[BEGIN RECORDS FOR THE EXERCISE]

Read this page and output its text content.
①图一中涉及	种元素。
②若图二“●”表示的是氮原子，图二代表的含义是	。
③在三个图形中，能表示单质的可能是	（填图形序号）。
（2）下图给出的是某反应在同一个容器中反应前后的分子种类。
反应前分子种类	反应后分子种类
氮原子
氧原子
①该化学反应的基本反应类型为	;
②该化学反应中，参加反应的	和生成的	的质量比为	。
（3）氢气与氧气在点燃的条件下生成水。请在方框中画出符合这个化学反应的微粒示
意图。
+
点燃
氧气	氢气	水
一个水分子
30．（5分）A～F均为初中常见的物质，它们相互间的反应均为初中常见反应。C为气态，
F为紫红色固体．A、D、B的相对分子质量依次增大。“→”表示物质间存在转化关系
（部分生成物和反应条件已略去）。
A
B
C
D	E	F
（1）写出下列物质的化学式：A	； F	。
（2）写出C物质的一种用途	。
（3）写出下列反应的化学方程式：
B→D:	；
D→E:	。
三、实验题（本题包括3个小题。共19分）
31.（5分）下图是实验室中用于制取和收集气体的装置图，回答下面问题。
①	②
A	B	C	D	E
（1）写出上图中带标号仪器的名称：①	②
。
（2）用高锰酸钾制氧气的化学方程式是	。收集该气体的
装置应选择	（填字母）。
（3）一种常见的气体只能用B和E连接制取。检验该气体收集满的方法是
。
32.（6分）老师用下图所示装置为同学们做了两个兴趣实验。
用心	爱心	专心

[END RECORDS FOR THE EXERCISE]

Your task is to repeat every entry exactly.

Read this page and output its text content.
①图一中涉及	种元素。
②若图二“●”表示的是氮原子，图二代表的含义是	。
③在三个图形中，能表示单质的可能是	（填图形序号）。
（2）下图给出的是某反应在同一个容器中反应前后的分子种类。
反应前分子种类	反应后分子种类
氮原子
氧原子
①该化学反应的基本反应类型为	;
②该化学反应中，参加反应的	和生成的	的质量比为	。
（3）氢气与氧气在点燃的条件下生成水。请在方框中画出符合这个化学反应的微粒示
意图。
+
点燃
氧气	氢气	水
一个水分子
30．（5分）A～F均为初中常见的物质，它们相互间的反应均为初中常见反应。C为气态，
F为紫红色固体．A、D、B的相对分子质量依次增大。“→”表示物质间存在转化关系
（部分生成物和反应条件已略去）。
A
B
C
D	E	F
（1）写出下列物质的化学式：A	； F	。
（2）写出C物质的一种用途	。
（3）写出下列反应的化学方程式：
B→D:	；
D→E:	。
三、实验题（本题包括3个小题。共19分）
31.（5分）下图是实验室中用于制取和收集气体的装置图，回答下面问题。
①	②
A	B	C	D	E
（1）写出上图中带标号仪器的名称：①	②
。
（2）用高锰酸钾制氧气的化学方程式是	。收集该气体的
装置应选择	（填字母）。
（3）一种常见的气体只能用B和E连接制取。检验该气体收集满的方法是
。
32.（6分）老师用下图所示装置为同学们做了两个兴趣实验。
用心	爱心	专心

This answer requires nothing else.